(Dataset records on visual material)
** BEGIN **

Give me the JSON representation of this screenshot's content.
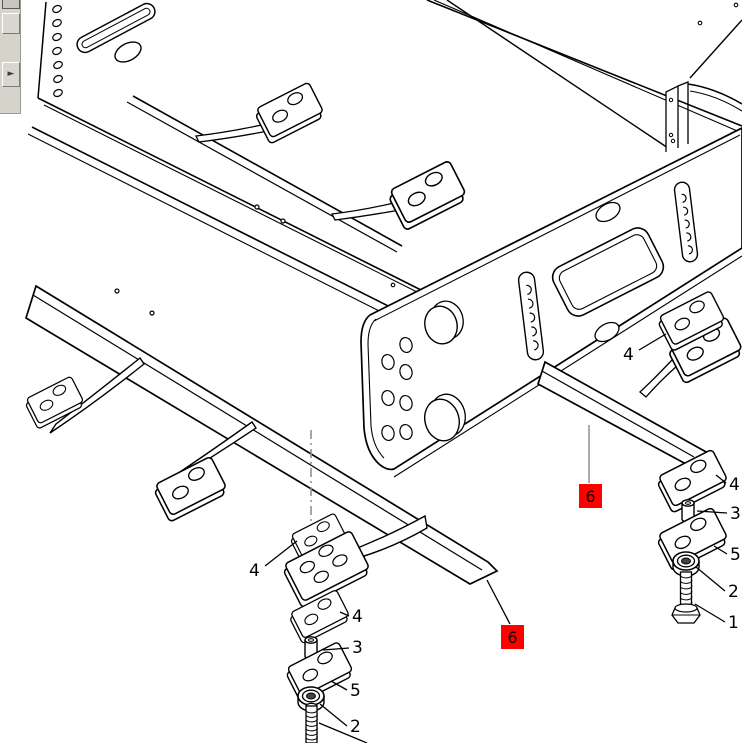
{
  "window": {
    "width": 742,
    "height": 743,
    "background": "#ffffff"
  },
  "toolbar": {
    "buttons": [
      {
        "name": "toolbar-button-partial",
        "glyph": ""
      },
      {
        "name": "toolbar-button-blank",
        "glyph": ""
      },
      {
        "name": "nav-forward-button",
        "glyph": "►"
      }
    ]
  },
  "diagram": {
    "type": "exploded-parts-diagram",
    "subject": "chassis-subframe-mounting-rails",
    "colors": {
      "line": "#000000",
      "leader_gray": "#8f8f8f",
      "marker_bg": "#ff0000",
      "marker_text": "#000000",
      "callout_text": "#000000"
    },
    "callouts": [
      {
        "label": "4",
        "x": 249,
        "y": 576
      },
      {
        "label": "4",
        "x": 352,
        "y": 622
      },
      {
        "label": "3",
        "x": 352,
        "y": 653
      },
      {
        "label": "5",
        "x": 350,
        "y": 696
      },
      {
        "label": "2",
        "x": 350,
        "y": 732
      },
      {
        "label": "4",
        "x": 623,
        "y": 360
      },
      {
        "label": "4",
        "x": 729,
        "y": 490
      },
      {
        "label": "3",
        "x": 730,
        "y": 519
      },
      {
        "label": "5",
        "x": 730,
        "y": 560
      },
      {
        "label": "2",
        "x": 728,
        "y": 597
      },
      {
        "label": "1",
        "x": 728,
        "y": 628
      }
    ],
    "markers": [
      {
        "label": "6",
        "x": 579,
        "y": 484,
        "w": 23,
        "h": 24
      },
      {
        "label": "6",
        "x": 501,
        "y": 625,
        "w": 23,
        "h": 24
      }
    ]
  }
}
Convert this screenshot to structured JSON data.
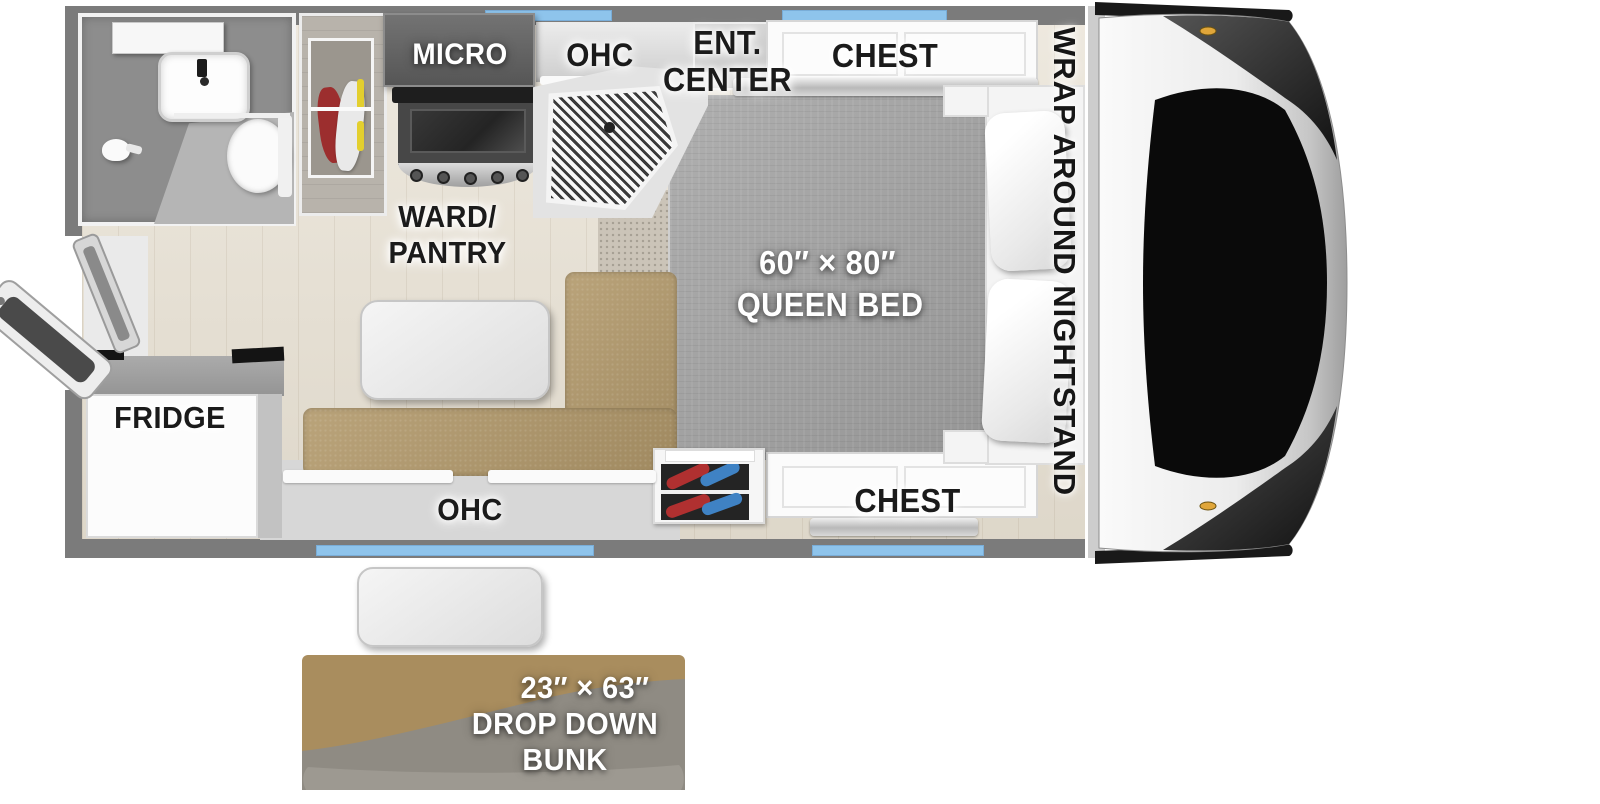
{
  "colors": {
    "wall": "#7b7b7b",
    "window_glass": "#8ec4ec",
    "floor_wood": "#e7e0d2",
    "bed_fabric": "#a6a6a6",
    "sofa_tan": "#b2996b",
    "bunk_tan": "#a98d5e",
    "bunk_gray": "#8f8b83",
    "clothes_red": "#9c2e2e",
    "item_blue": "#3f82c4",
    "label_dark": "#1b1b1b",
    "label_light": "#ffffff"
  },
  "labels": {
    "micro": "MICRO",
    "ohc_kitchen": "OHC",
    "ent_center": {
      "line1": "ENT.",
      "line2": "CENTER"
    },
    "chest_top": "CHEST",
    "chest_bottom": "CHEST",
    "wrap_around_nightstand": "WRAP AROUND NIGHTSTAND",
    "queen_bed": {
      "line1": "60″ × 80″",
      "line2": "QUEEN BED"
    },
    "ward_pantry": {
      "line1": "WARD/",
      "line2": "PANTRY"
    },
    "fridge": "FRIDGE",
    "ohc_dinette": "OHC",
    "drop_down_bunk": {
      "line1": "23″ × 63″",
      "line2": "DROP DOWN",
      "line3": "BUNK"
    }
  },
  "fixtures": [
    "entry-door",
    "screen-door",
    "shower-head",
    "bathroom-sink",
    "bathroom-faucet",
    "medicine-cabinet",
    "toilet",
    "hanging-clothes",
    "microwave",
    "range-oven",
    "range-hood",
    "kitchen-sink-counter",
    "overhead-cabinet",
    "entertainment-center",
    "chest-of-drawers",
    "queen-bed",
    "pillow",
    "wrap-around-nightstand",
    "storage-cubby",
    "sofa-dinette",
    "dinette-table",
    "area-rug",
    "refrigerator",
    "window",
    "front-cap",
    "cab-window",
    "clearance-light",
    "drop-down-bunk",
    "bunk-table"
  ]
}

** END **

Stated task: Some lines of the data above may hold the word "this"; report how many do, and nothing else.

Complete response: 2